------ EXCERPTED DATA ------

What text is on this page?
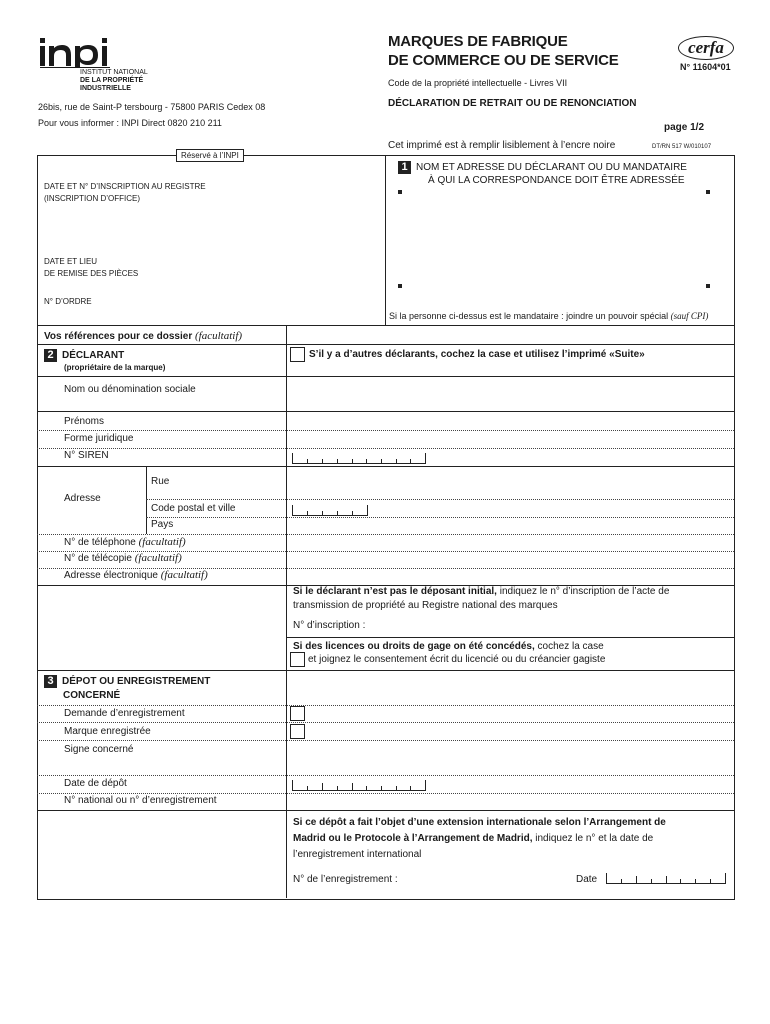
INSTITUT NATIONAL
DE LA PROPRIÉTÉ
INDUSTRIELLE
MARQUES DE FABRIQUE
DE COMMERCE OU DE SERVICE
cerfa
N° 11604*01
Code de la propriété intellectuelle - Livres VII
26bis, rue de Saint-P tersbourg - 75800 PARIS Cedex 08	DÉCLARATION DE RETRAIT OU DE RENONCIATION
Pour vous informer : INPI Direct 0820 210 211	page 1/2
Cet imprimé est à remplir lisiblement à l’encre noire	DT/RN 517 W/010107
Réservé à l’INPI
DATE ET N° D’INSCRIPTION AU REGISTRE
(INSCRIPTION D’OFFICE)
DATE ET LIEU
DE REMISE DES PIÈCES
N° D’ORDRE
1 NOM ET ADRESSE DU DÉCLARANT OU DU MANDATAIRE
À QUI LA CORRESPONDANCE DOIT ÊTRE ADRESSÉE
Si la personne ci-dessus est le mandataire : joindre un pouvoir spécial (sauf CPI)
Vos références pour ce dossier (facultatif)
2 DÉCLARANT
(propriétaire de la marque)
S’il y a d’autres déclarants, cochez la case et utilisez l’imprimé «Suite»
Nom ou dénomination sociale
Prénoms
Forme juridique
N° SIREN
Adresse
Rue
Code postal et ville
Pays
N° de téléphone (facultatif)
N° de télécopie (facultatif)
Adresse électronique (facultatif)
Si le déclarant n’est pas le déposant initial, indiquez le n° d’inscription de l’acte de
transmission de propriété au Registre national des marques
N° d’inscription :
Si des licences ou droits de gage on été concédés, cochez la case
et joignez le consentement écrit du licencié ou du créancier gagiste
3 DÉPOT OU ENREGISTREMENT
CONCERNÉ
Demande d’enregistrement
Marque enregistrée
Signe concerné
Date de dépôt
N° national ou n° d’enregistrement
Si ce dépôt a fait l’objet d’une extension internationale selon l’Arrangement de
Madrid ou le Protocole à l’Arrangement de Madrid, indiquez le n° et la date de
l’enregistrement international
N° de l’enregistrement :	Date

------

• [PROBLEM TO SOLVE] Read through the entries and copy each line in which "indiquez" appears.

• [EXERCISE RESPONSE]
Si le déclarant n’est pas le déposant initial, indiquez le n° d’inscription de l’acte de
Madrid ou le Protocole à l’Arrangement de Madrid, indiquez le n° et la date de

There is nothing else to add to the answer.